WHAT TO WORK ON
Report every line in the listing below where the string "image" shows up.

RECORD LIST
****

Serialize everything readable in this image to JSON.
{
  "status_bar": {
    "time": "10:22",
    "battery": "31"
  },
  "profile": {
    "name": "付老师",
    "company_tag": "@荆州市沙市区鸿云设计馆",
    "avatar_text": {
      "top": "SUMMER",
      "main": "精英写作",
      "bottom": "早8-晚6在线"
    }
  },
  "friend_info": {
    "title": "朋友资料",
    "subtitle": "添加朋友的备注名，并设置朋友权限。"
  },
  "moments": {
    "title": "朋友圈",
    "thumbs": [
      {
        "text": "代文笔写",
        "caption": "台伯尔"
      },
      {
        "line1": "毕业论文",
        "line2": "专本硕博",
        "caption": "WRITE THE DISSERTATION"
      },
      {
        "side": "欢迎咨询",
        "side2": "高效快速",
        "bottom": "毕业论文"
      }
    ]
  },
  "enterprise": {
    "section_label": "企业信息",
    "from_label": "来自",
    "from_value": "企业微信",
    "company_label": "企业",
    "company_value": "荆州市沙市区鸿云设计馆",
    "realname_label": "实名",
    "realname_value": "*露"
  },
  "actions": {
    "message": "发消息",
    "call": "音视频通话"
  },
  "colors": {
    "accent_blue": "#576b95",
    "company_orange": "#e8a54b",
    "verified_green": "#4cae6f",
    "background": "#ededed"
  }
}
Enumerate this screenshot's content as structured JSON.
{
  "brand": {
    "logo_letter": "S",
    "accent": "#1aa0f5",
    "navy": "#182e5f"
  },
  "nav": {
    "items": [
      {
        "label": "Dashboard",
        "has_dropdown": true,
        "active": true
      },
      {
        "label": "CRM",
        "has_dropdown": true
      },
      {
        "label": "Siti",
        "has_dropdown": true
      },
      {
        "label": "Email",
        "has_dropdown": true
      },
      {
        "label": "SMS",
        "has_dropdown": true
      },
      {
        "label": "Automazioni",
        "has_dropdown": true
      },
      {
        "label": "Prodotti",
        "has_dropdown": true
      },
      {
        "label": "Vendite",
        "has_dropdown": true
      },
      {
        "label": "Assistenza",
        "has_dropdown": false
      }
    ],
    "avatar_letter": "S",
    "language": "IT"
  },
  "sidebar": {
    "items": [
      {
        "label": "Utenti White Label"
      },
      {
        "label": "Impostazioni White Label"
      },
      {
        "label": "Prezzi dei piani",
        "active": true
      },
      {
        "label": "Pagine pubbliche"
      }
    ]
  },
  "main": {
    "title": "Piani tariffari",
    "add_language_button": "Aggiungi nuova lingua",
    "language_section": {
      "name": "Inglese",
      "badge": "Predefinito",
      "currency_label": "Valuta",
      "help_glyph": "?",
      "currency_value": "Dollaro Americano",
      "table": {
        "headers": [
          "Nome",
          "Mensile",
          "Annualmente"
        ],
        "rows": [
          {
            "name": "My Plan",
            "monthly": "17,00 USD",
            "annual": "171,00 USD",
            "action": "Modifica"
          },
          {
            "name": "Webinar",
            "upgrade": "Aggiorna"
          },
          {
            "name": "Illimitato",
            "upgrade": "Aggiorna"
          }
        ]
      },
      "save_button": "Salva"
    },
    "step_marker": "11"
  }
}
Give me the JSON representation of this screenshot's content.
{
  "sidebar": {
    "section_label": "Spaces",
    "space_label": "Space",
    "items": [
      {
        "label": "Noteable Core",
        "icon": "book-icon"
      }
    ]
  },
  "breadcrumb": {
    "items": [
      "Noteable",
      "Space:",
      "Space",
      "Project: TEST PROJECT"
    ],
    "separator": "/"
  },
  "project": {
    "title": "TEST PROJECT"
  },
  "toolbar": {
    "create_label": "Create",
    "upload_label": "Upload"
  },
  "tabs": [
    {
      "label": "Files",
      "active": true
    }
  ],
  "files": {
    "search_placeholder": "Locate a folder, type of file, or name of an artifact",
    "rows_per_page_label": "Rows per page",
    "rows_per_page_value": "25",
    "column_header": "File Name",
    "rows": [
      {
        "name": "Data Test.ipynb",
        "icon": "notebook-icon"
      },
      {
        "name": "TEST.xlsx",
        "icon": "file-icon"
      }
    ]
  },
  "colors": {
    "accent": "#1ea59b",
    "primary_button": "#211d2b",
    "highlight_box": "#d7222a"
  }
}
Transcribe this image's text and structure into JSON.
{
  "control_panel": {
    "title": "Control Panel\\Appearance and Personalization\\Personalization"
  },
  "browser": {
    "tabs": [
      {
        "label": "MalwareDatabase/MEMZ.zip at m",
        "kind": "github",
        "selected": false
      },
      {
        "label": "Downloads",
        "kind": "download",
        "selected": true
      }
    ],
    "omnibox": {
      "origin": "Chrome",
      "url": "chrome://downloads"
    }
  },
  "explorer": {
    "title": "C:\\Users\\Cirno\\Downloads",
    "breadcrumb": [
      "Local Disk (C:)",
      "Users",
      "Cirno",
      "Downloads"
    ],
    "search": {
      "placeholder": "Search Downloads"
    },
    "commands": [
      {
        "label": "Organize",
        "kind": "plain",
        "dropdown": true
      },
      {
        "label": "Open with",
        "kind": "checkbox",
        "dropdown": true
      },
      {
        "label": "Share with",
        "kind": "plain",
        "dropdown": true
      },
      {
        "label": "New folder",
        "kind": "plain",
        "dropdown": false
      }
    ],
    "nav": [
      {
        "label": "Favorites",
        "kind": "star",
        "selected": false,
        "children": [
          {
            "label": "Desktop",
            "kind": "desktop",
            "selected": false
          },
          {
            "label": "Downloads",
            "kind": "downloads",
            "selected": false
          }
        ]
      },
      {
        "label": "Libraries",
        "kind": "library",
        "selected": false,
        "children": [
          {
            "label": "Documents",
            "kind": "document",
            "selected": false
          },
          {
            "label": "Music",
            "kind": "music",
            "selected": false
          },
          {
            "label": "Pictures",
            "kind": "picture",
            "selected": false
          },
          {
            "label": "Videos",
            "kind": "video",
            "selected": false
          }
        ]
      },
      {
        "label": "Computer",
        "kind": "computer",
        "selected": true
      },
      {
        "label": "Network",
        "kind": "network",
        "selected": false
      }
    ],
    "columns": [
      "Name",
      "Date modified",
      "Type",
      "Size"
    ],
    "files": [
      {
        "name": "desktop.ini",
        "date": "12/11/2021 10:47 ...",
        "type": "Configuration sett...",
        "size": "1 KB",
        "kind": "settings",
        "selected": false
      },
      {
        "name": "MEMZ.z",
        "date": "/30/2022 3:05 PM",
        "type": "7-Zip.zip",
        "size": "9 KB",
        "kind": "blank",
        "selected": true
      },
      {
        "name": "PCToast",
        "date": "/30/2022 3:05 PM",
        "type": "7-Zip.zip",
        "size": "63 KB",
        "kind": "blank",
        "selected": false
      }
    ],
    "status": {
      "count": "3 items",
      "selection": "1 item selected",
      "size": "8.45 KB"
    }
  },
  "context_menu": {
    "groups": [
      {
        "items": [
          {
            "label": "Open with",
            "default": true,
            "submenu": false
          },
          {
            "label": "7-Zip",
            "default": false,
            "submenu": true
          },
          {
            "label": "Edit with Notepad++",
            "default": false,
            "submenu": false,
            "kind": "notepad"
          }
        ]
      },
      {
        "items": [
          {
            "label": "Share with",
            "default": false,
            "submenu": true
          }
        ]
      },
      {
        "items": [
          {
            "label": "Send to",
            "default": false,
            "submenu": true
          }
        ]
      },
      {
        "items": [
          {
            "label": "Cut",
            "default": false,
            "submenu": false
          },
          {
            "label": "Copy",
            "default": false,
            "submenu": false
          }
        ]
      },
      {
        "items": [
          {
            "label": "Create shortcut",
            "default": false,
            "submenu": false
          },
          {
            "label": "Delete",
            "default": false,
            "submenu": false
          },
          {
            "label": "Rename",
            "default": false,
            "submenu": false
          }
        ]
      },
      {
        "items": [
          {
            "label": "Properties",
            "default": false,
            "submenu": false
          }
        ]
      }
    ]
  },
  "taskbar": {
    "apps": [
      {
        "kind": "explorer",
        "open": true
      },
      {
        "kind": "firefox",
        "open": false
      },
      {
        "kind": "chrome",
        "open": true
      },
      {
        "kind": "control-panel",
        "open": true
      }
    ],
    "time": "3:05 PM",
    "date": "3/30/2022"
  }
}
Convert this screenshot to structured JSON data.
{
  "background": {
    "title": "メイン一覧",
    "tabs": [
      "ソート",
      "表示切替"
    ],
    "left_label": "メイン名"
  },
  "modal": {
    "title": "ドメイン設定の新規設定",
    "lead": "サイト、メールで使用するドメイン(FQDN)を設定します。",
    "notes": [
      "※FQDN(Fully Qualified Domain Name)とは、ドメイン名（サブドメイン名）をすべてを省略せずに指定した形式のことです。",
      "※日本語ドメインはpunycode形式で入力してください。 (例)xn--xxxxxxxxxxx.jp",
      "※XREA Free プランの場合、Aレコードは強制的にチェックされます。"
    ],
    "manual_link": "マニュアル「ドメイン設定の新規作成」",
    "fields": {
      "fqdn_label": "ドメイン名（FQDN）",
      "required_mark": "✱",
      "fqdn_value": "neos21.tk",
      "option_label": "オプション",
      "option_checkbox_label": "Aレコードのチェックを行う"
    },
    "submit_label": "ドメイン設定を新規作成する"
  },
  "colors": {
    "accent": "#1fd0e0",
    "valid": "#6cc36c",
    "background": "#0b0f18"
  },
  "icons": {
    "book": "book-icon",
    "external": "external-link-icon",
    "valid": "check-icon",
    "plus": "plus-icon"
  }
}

****

CORRECT ANSWER
Serialize everything readable in this image to JSON.
Transcribe this image's text and structure into JSON.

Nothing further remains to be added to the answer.